##### Material provided #####
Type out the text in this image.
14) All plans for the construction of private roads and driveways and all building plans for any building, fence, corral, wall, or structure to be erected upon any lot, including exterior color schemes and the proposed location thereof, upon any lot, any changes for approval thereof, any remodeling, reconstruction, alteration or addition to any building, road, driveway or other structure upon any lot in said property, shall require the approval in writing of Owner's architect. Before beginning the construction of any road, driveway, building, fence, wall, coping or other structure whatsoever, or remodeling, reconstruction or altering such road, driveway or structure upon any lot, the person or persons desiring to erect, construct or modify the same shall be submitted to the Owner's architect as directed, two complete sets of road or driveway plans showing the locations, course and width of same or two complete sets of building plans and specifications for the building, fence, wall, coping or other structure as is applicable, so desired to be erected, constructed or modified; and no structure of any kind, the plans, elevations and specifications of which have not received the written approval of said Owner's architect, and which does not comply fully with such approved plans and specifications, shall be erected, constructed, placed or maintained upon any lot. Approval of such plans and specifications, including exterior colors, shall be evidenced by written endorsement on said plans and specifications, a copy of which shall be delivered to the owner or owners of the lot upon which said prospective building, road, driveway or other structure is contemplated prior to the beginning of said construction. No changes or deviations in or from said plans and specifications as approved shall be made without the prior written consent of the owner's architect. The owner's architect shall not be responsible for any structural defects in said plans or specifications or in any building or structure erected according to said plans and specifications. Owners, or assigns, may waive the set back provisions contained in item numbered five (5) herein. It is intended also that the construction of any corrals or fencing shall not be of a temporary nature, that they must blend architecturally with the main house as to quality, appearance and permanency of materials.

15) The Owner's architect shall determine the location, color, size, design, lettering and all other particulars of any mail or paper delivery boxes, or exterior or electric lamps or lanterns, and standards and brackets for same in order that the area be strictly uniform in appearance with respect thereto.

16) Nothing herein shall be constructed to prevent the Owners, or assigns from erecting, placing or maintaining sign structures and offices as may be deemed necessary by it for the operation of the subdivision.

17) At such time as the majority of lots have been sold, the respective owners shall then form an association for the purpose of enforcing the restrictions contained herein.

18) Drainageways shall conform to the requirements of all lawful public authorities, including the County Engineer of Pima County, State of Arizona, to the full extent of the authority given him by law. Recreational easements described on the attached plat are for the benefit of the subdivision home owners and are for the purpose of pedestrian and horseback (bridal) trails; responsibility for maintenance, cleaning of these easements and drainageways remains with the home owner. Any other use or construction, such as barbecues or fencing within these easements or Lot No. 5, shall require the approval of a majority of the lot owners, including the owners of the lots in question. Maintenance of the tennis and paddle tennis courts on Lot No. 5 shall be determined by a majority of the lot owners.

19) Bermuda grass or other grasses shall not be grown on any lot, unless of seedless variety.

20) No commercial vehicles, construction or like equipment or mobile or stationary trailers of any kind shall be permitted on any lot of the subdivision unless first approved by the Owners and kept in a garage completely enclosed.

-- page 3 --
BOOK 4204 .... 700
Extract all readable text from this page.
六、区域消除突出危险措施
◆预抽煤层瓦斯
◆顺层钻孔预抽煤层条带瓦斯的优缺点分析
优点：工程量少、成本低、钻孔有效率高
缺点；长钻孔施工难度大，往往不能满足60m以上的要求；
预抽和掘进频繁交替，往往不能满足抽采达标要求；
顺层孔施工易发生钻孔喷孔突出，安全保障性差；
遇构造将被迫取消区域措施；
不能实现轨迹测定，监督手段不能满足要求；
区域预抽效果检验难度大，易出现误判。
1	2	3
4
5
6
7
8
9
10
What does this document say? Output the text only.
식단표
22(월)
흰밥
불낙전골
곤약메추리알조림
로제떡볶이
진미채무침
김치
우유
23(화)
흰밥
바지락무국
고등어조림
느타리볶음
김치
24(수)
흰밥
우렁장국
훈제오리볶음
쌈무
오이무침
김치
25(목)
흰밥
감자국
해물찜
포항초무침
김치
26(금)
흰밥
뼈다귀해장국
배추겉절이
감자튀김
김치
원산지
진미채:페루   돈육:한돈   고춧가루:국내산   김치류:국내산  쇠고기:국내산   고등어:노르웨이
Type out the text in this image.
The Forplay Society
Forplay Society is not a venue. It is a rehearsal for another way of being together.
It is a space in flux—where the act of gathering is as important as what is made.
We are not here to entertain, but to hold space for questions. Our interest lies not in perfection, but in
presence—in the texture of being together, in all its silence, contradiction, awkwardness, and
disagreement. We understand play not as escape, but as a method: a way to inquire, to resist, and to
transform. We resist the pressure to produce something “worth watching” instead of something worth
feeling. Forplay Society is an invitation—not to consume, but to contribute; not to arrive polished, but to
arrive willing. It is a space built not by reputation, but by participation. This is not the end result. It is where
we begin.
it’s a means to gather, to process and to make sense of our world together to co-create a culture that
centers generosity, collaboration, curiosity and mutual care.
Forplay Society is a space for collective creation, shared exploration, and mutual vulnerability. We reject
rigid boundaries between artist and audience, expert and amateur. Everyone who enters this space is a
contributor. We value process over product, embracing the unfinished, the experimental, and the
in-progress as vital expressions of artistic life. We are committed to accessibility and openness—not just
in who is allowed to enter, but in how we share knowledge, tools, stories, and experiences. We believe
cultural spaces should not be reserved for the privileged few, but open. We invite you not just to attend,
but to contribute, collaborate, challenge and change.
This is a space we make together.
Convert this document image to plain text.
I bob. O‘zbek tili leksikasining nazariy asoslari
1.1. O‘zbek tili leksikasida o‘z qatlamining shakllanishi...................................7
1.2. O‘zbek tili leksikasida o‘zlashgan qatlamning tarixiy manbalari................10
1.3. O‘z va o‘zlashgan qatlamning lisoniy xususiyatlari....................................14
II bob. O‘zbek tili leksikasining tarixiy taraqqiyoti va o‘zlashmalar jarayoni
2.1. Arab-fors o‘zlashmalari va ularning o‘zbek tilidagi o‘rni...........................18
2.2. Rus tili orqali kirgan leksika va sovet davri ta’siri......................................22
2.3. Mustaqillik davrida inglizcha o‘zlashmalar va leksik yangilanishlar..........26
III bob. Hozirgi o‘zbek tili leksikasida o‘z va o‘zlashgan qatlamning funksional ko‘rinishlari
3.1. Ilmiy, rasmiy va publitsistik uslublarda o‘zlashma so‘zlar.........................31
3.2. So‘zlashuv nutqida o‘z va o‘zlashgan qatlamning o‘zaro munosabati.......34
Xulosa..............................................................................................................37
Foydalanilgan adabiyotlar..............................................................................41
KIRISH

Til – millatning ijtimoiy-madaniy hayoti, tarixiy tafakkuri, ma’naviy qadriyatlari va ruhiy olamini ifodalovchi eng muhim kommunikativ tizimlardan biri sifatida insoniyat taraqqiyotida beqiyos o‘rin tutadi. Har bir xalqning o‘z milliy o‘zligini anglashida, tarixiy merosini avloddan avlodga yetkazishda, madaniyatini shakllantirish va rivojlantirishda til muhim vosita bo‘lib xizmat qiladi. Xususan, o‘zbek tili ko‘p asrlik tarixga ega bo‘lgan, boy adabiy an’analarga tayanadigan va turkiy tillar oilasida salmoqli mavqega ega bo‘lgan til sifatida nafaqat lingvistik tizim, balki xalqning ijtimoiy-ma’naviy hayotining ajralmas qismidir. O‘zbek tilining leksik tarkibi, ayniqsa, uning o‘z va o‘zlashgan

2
#####
◆ Stated problem ◆
Reproduce the listing above verbatim, from first line to last.

◆ Reply ◆
Type out the text in this image.
14) All plans for the construction of private roads and driveways and all building plans for any building, fence, corral, wall, or structure to be erected upon any lot, including exterior color schemes and the proposed location thereof, upon any lot, any changes for approval thereof, any remodeling, reconstruction, alteration or addition to any building, road, driveway or other structure upon any lot in said property, shall require the approval in writing of Owner's architect. Before beginning the construction of any road, driveway, building, fence, wall, coping or other structure whatsoever, or remodeling, reconstruction or altering such road, driveway or structure upon any lot, the person or persons desiring to erect, construct or modify the same shall be submitted to the Owner's architect as directed, two complete sets of road or driveway plans showing the locations, course and width of same or two complete sets of building plans and specifications for the building, fence, wall, coping or other structure as is applicable, so desired to be erected, constructed or modified; and no structure of any kind, the plans, elevations and specifications of which have not received the written approval of said Owner's architect, and which does not comply fully with such approved plans and specifications, shall be erected, constructed, placed or maintained upon any lot. Approval of such plans and specifications, including exterior colors, shall be evidenced by written endorsement on said plans and specifications, a copy of which shall be delivered to the owner or owners of the lot upon which said prospective building, road, driveway or other structure is contemplated prior to the beginning of said construction. No changes or deviations in or from said plans and specifications as approved shall be made without the prior written consent of the owner's architect. The owner's architect shall not be responsible for any structural defects in said plans or specifications or in any building or structure erected according to said plans and specifications. Owners, or assigns, may waive the set back provisions contained in item numbered five (5) herein. It is intended also that the construction of any corrals or fencing shall not be of a temporary nature, that they must blend architecturally with the main house as to quality, appearance and permanency of materials.

15) The Owner's architect shall determine the location, color, size, design, lettering and all other particulars of any mail or paper delivery boxes, or exterior or electric lamps or lanterns, and standards and brackets for same in order that the area be strictly uniform in appearance with respect thereto.

16) Nothing herein shall be constructed to prevent the Owners, or assigns from erecting, placing or maintaining sign structures and offices as may be deemed necessary by it for the operation of the subdivision.

17) At such time as the majority of lots have been sold, the respective owners shall then form an association for the purpose of enforcing the restrictions contained herein.

18) Drainageways shall conform to the requirements of all lawful public authorities, including the County Engineer of Pima County, State of Arizona, to the full extent of the authority given him by law. Recreational easements described on the attached plat are for the benefit of the subdivision home owners and are for the purpose of pedestrian and horseback (bridal) trails; responsibility for maintenance, cleaning of these easements and drainageways remains with the home owner. Any other use or construction, such as barbecues or fencing within these easements or Lot No. 5, shall require the approval of a majority of the lot owners, including the owners of the lots in question. Maintenance of the tennis and paddle tennis courts on Lot No. 5 shall be determined by a majority of the lot owners.

19) Bermuda grass or other grasses shall not be grown on any lot, unless of seedless variety.

20) No commercial vehicles, construction or like equipment or mobile or stationary trailers of any kind shall be permitted on any lot of the subdivision unless first approved by the Owners and kept in a garage completely enclosed.

-- page 3 --
BOOK 4204 .... 700
Extract all readable text from this page.
六、区域消除突出危险措施
◆预抽煤层瓦斯
◆顺层钻孔预抽煤层条带瓦斯的优缺点分析
优点：工程量少、成本低、钻孔有效率高
缺点；长钻孔施工难度大，往往不能满足60m以上的要求；
预抽和掘进频繁交替，往往不能满足抽采达标要求；
顺层孔施工易发生钻孔喷孔突出，安全保障性差；
遇构造将被迫取消区域措施；
不能实现轨迹测定，监督手段不能满足要求；
区域预抽效果检验难度大，易出现误判。
1	2	3
4
5
6
7
8
9
10
What does this document say? Output the text only.
식단표
22(월)
흰밥
불낙전골
곤약메추리알조림
로제떡볶이
진미채무침
김치
우유
23(화)
흰밥
바지락무국
고등어조림
느타리볶음
김치
24(수)
흰밥
우렁장국
훈제오리볶음
쌈무
오이무침
김치
25(목)
흰밥
감자국
해물찜
포항초무침
김치
26(금)
흰밥
뼈다귀해장국
배추겉절이
감자튀김
김치
원산지
진미채:페루   돈육:한돈   고춧가루:국내산   김치류:국내산  쇠고기:국내산   고등어:노르웨이
Type out the text in this image.
The Forplay Society
Forplay Society is not a venue. It is a rehearsal for another way of being together.
It is a space in flux—where the act of gathering is as important as what is made.
We are not here to entertain, but to hold space for questions. Our interest lies not in perfection, but in
presence—in the texture of being together, in all its silence, contradiction, awkwardness, and
disagreement. We understand play not as escape, but as a method: a way to inquire, to resist, and to
transform. We resist the pressure to produce something “worth watching” instead of something worth
feeling. Forplay Society is an invitation—not to consume, but to contribute; not to arrive polished, but to
arrive willing. It is a space built not by reputation, but by participation. This is not the end result. It is where
we begin.
it’s a means to gather, to process and to make sense of our world together to co-create a culture that
centers generosity, collaboration, curiosity and mutual care.
Forplay Society is a space for collective creation, shared exploration, and mutual vulnerability. We reject
rigid boundaries between artist and audience, expert and amateur. Everyone who enters this space is a
contributor. We value process over product, embracing the unfinished, the experimental, and the
in-progress as vital expressions of artistic life. We are committed to accessibility and openness—not just
in who is allowed to enter, but in how we share knowledge, tools, stories, and experiences. We believe
cultural spaces should not be reserved for the privileged few, but open. We invite you not just to attend,
but to contribute, collaborate, challenge and change.
This is a space we make together.
Convert this document image to plain text.
I bob. O‘zbek tili leksikasining nazariy asoslari
1.1. O‘zbek tili leksikasida o‘z qatlamining shakllanishi...................................7
1.2. O‘zbek tili leksikasida o‘zlashgan qatlamning tarixiy manbalari................10
1.3. O‘z va o‘zlashgan qatlamning lisoniy xususiyatlari....................................14
II bob. O‘zbek tili leksikasining tarixiy taraqqiyoti va o‘zlashmalar jarayoni
2.1. Arab-fors o‘zlashmalari va ularning o‘zbek tilidagi o‘rni...........................18
2.2. Rus tili orqali kirgan leksika va sovet davri ta’siri......................................22
2.3. Mustaqillik davrida inglizcha o‘zlashmalar va leksik yangilanishlar..........26
III bob. Hozirgi o‘zbek tili leksikasida o‘z va o‘zlashgan qatlamning funksional ko‘rinishlari
3.1. Ilmiy, rasmiy va publitsistik uslublarda o‘zlashma so‘zlar.........................31
3.2. So‘zlashuv nutqida o‘z va o‘zlashgan qatlamning o‘zaro munosabati.......34
Xulosa..............................................................................................................37
Foydalanilgan adabiyotlar..............................................................................41
KIRISH

Til – millatning ijtimoiy-madaniy hayoti, tarixiy tafakkuri, ma’naviy qadriyatlari va ruhiy olamini ifodalovchi eng muhim kommunikativ tizimlardan biri sifatida insoniyat taraqqiyotida beqiyos o‘rin tutadi. Har bir xalqning o‘z milliy o‘zligini anglashida, tarixiy merosini avloddan avlodga yetkazishda, madaniyatini shakllantirish va rivojlantirishda til muhim vosita bo‘lib xizmat qiladi. Xususan, o‘zbek tili ko‘p asrlik tarixga ega bo‘lgan, boy adabiy an’analarga tayanadigan va turkiy tillar oilasida salmoqli mavqega ega bo‘lgan til sifatida nafaqat lingvistik tizim, balki xalqning ijtimoiy-ma’naviy hayotining ajralmas qismidir. O‘zbek tilining leksik tarkibi, ayniqsa, uning o‘z va o‘zlashgan

2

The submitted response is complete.